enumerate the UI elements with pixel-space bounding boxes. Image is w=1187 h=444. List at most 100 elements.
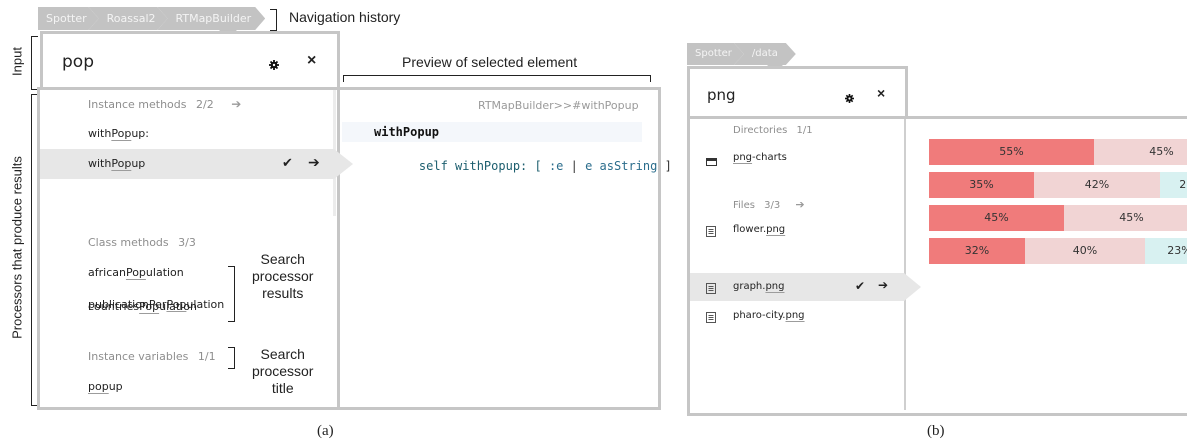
title-bracket [228, 347, 235, 369]
item-text-match: pop [88, 380, 109, 393]
bar-segment: 35% [929, 172, 1034, 198]
list-item-flower-png[interactable]: flower.png [733, 224, 785, 235]
item-text-match: Pop [111, 127, 132, 140]
section-instance-variables[interactable]: Instance variables 1/1 [88, 350, 216, 363]
annotation-navigation-history: Navigation history [289, 9, 401, 25]
section-instance-methods[interactable]: Instance methods 2/2 ➔ [88, 97, 241, 111]
list-item-popup[interactable]: popup [88, 380, 123, 393]
list-item-withpopup[interactable]: withPopup [88, 157, 145, 170]
side-label-input: Input [9, 47, 25, 76]
section-class-methods[interactable]: Class methods 3/3 [88, 236, 196, 249]
selected-row-pointer [904, 273, 921, 301]
item-text-match: Pop [125, 266, 146, 279]
check-icon[interactable]: ✔ [282, 155, 293, 171]
section-directories[interactable]: Directories 1/1 [733, 125, 813, 136]
item-text-match: png [733, 152, 753, 163]
bar-row: 35%42%21% [929, 172, 1187, 198]
code-block-arg: :e [548, 159, 564, 173]
item-text-before: graph. [733, 281, 766, 292]
bar-segment: 45% [1064, 205, 1187, 231]
code-expr: e asString [585, 159, 658, 173]
item-text-after: -charts [752, 152, 787, 163]
search-box[interactable]: png × [687, 66, 908, 119]
close-icon[interactable]: × [307, 52, 316, 70]
file-icon [706, 281, 716, 299]
folder-icon [706, 153, 717, 171]
item-text-match: png [785, 310, 805, 321]
breadcrumb-spotter[interactable]: Spotter [687, 43, 744, 65]
preview-bracket [343, 75, 651, 82]
list-item-graph-png[interactable]: graph.png [733, 281, 785, 292]
gear-icon[interactable] [269, 57, 279, 75]
section-count: 2/2 [196, 98, 214, 111]
item-text-before: with [88, 157, 112, 170]
bar-segment: 55% [929, 139, 1094, 165]
item-text-before: with [88, 127, 112, 140]
gear-icon[interactable] [845, 90, 854, 108]
caption-b: (b) [927, 423, 945, 439]
section-title: Class methods [88, 236, 169, 249]
item-text-after: up: [131, 127, 149, 140]
section-title: Files [733, 200, 755, 211]
annotation-search-processor-results: Search processor results [252, 251, 313, 302]
arrow-right-icon[interactable]: ➔ [795, 198, 804, 211]
arrow-right-icon[interactable]: ➔ [308, 154, 320, 171]
breadcrumb: Spotter Roassal2 RTMapBuilder [38, 7, 255, 30]
search-input[interactable]: png [707, 86, 736, 104]
side-label-processors: Processors that produce results [9, 156, 25, 339]
item-text-match: Pop [111, 157, 132, 170]
breadcrumb-roassal2[interactable]: Roassal2 [89, 7, 168, 30]
search-box[interactable]: pop × [40, 31, 340, 90]
item-text-after: ulation [159, 300, 197, 313]
item-text-match: png [766, 224, 786, 235]
file-icon [706, 224, 716, 242]
section-title: Instance methods [88, 98, 187, 111]
breadcrumb-rtmapbuilder[interactable]: RTMapBuilder [158, 7, 266, 30]
arrow-right-icon[interactable]: ➔ [878, 278, 888, 292]
bar-segment: 21% [1160, 172, 1187, 198]
stacked-bar-chart: 55%45%35%42%21%45%45%32%40%23% [929, 139, 1187, 299]
section-count: 1/1 [197, 350, 216, 363]
section-files[interactable]: Files 3/3 ➔ [733, 198, 805, 211]
item-text-match: png [765, 281, 785, 292]
results-bracket [228, 266, 235, 322]
list-item-countriespopulation-a[interactable]: countriesPopulation [88, 300, 197, 313]
item-text-before: countries [88, 300, 140, 313]
panel-divider [904, 119, 906, 410]
code-pipe: | [563, 159, 586, 173]
bar-row: 55% 45% [929, 139, 1187, 165]
breadcrumb: Spotter /data [687, 43, 786, 65]
list-item-withpopup-colon[interactable]: withPopup: [88, 127, 149, 140]
close-icon[interactable]: × [877, 85, 885, 101]
item-text-after: up [108, 380, 123, 393]
annotation-line: processor [252, 268, 314, 284]
annotation-line: results [262, 285, 304, 301]
breadcrumb-spotter[interactable]: Spotter [38, 7, 99, 30]
annotation-line: Search [260, 251, 305, 267]
arrow-right-icon[interactable]: ➔ [231, 97, 241, 111]
bar-segment: 32% [929, 238, 1025, 264]
selected-row[interactable] [690, 273, 904, 301]
nav-bracket [270, 9, 277, 31]
preview-left-border [337, 90, 340, 407]
list-item-pharo-city-png[interactable]: pharo-city.png [733, 310, 805, 321]
list-item-africanpopulation[interactable]: africanPopulation [88, 266, 184, 279]
item-text-after: ulation [145, 266, 184, 279]
item-text-before: pharo-city. [733, 310, 786, 321]
preview-title: RTMapBuilder>>#withPopup [478, 99, 639, 112]
annotation-line: title [271, 380, 294, 396]
check-icon[interactable]: ✔ [855, 279, 865, 293]
code-self: self withPopup: [ [418, 159, 549, 173]
bar-segment: 40% [1025, 238, 1145, 264]
section-count: 3/3 [178, 236, 196, 249]
code-method-name: withPopup [374, 125, 440, 139]
list-item-png-charts[interactable]: png-charts [733, 152, 787, 163]
search-input[interactable]: pop [62, 52, 94, 72]
file-icon [706, 310, 716, 328]
annotation-line: Search [260, 346, 305, 362]
section-count: 3/3 [764, 200, 781, 211]
item-text-after: up [131, 157, 146, 170]
bar-segment: 23% [1145, 238, 1187, 264]
preview-annotation: Preview of selected element [402, 54, 578, 70]
item-text-before: flower. [733, 224, 767, 235]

-- What is asked --
Rewrite all of the rows above as a numbered list with no blank lines, and leave the pictures out of your answer.

-- Task output --
1. enumerate the UI elements with pixel-space bounding boxes. Image is w=1187 h=444. List at most 100 elements.
2. title-bracket [228, 347, 235, 369]
3. item-text-match: pop [88, 380, 109, 393]
4. bar-segment: 35% [929, 172, 1034, 198]
5. list-item-flower-png[interactable]: flower.png [733, 224, 785, 235]
6. item-text-match: Pop [111, 127, 132, 140]
7. section-instance-variables[interactable]: Instance variables 1/1 [88, 350, 216, 363]
8. annotation-navigation-history: Navigation history [289, 9, 401, 25]
9. section-instance-methods[interactable]: Instance methods 2/2 ➔ [88, 97, 241, 111]
10. list-item-popup[interactable]: popup [88, 380, 123, 393]
11. list-item-withpopup[interactable]: withPopup [88, 157, 145, 170]
12. side-label-input: Input [9, 47, 25, 76]
13. section-class-methods[interactable]: Class methods 3/3 [88, 236, 196, 249]
14. selected-row-pointer [904, 273, 921, 301]
15. item-text-match: Pop [125, 266, 146, 279]
16. check-icon[interactable]: ✔ [282, 155, 293, 171]
17. section-directories[interactable]: Directories 1/1 [733, 125, 813, 136]
18. item-text-match: png [733, 152, 753, 163]
19. bar-row: 35%42%21% [929, 172, 1187, 198]
20. code-block-arg: :e [548, 159, 564, 173]
21. item-text-before: graph. [733, 281, 766, 292]
22. bar-segment: 45% [1064, 205, 1187, 231]
23. code-expr: e asString [585, 159, 658, 173]
24. item-text-after: -charts [752, 152, 787, 163]
25. search-box[interactable]: png × [687, 66, 908, 119]
26. close-icon[interactable]: × [307, 52, 316, 70]
27. file-icon [706, 281, 716, 299]
28. folder-icon [706, 153, 717, 171]
29. item-text-match: png [785, 310, 805, 321]
30. breadcrumb-spotter[interactable]: Spotter [687, 43, 744, 65]
31. preview-bracket [343, 75, 651, 82]
32. list-item-graph-png[interactable]: graph.png [733, 281, 785, 292]
33. gear-icon[interactable] [269, 57, 279, 75]
34. section-count: 2/2 [196, 98, 214, 111]
35. item-text-before: with [88, 157, 112, 170]
36. bar-segment: 55% [929, 139, 1094, 165]
37. item-text-before: with [88, 127, 112, 140]
38. gear-icon[interactable] [845, 90, 854, 108]
39. caption-b: (b) [927, 423, 945, 439]
40. section-title: Class methods [88, 236, 169, 249]
41. item-text-after: up: [131, 127, 149, 140]
42. section-title: Files [733, 200, 755, 211]
43. annotation-search-processor-results: Search processor results [252, 251, 313, 302]
44. arrow-right-icon[interactable]: ➔ [795, 198, 804, 211]
45. arrow-right-icon[interactable]: ➔ [308, 154, 320, 171]
46. breadcrumb: Spotter Roassal2 RTMapBuilder [38, 7, 255, 30]
47. search-input[interactable]: png [707, 86, 736, 104]
48. side-label-processors: Processors that produce results [9, 156, 25, 339]
49. item-text-match: Pop [111, 157, 132, 170]
50. breadcrumb-roassal2[interactable]: Roassal2 [89, 7, 168, 30]
51. search-box[interactable]: pop × [40, 31, 340, 90]
52. item-text-after: ulation [159, 300, 197, 313]
53. item-text-match: png [766, 224, 786, 235]
54. file-icon [706, 224, 716, 242]
55. section-title: Instance methods [88, 98, 187, 111]
56. breadcrumb-rtmapbuilder[interactable]: RTMapBuilder [158, 7, 266, 30]
57. arrow-right-icon[interactable]: ➔ [878, 278, 888, 292]
58. bar-segment: 21% [1160, 172, 1187, 198]
59. stacked-bar-chart: 55%45%35%42%21%45%45%32%40%23% [929, 139, 1187, 299]
60. section-count: 1/1 [197, 350, 216, 363]
61. section-files[interactable]: Files 3/3 ➔ [733, 198, 805, 211]
62. item-text-match: png [765, 281, 785, 292]
63. results-bracket [228, 266, 235, 322]
64. list-item-countriespopulation-a[interactable]: countriesPopulation [88, 300, 197, 313]
65. item-text-before: countries [88, 300, 140, 313]
66. panel-divider [904, 119, 906, 410]
67. code-pipe: | [563, 159, 586, 173]
68. bar-row: 55% 45% [929, 139, 1187, 165]
69. breadcrumb: Spotter /data [687, 43, 786, 65]
70. list-item-withpopup-colon[interactable]: withPopup: [88, 127, 149, 140]
71. close-icon[interactable]: × [877, 85, 885, 101]
72. item-text-after: up [108, 380, 123, 393]
73. annotation-line: processor [252, 268, 314, 284]
74. annotation-line: results [262, 285, 304, 301]
75. breadcrumb-spotter[interactable]: Spotter [38, 7, 99, 30]
76. annotation-line: Search [260, 251, 305, 267]
77. arrow-right-icon[interactable]: ➔ [231, 97, 241, 111]
78. bar-segment: 32% [929, 238, 1025, 264]
79. selected-row[interactable] [690, 273, 904, 301]
80. nav-bracket [270, 9, 277, 31]
81. preview-left-border [337, 90, 340, 407]
82. list-item-pharo-city-png[interactable]: pharo-city.png [733, 310, 805, 321]
83. list-item-africanpopulation[interactable]: africanPopulation [88, 266, 184, 279]
84. item-text-after: ulation [145, 266, 184, 279]
85. item-text-before: pharo-city. [733, 310, 786, 321]
86. preview-title: RTMapBuilder>>#withPopup [478, 99, 639, 112]
87. annotation-line: title [271, 380, 294, 396]
88. check-icon[interactable]: ✔ [855, 279, 865, 293]
89. code-self: self withPopup: [ [418, 159, 549, 173]
90. bar-segment: 40% [1025, 238, 1145, 264]
91. section-count: 3/3 [178, 236, 196, 249]
92. code-method-name: withPopup [374, 125, 440, 139]
93. list-item-png-charts[interactable]: png-charts [733, 152, 787, 163]
94. search-input[interactable]: pop [62, 52, 94, 72]
95. file-icon [706, 310, 716, 328]
96. annotation-line: Search [260, 346, 305, 362]
97. section-count: 3/3 [764, 200, 781, 211]
98. item-text-after: up [131, 157, 146, 170]
99. bar-segment: 23% [1145, 238, 1187, 264]
100. preview-annotation: Preview of selected element [402, 54, 578, 70]
101. item-text-before: flower. [733, 224, 767, 235]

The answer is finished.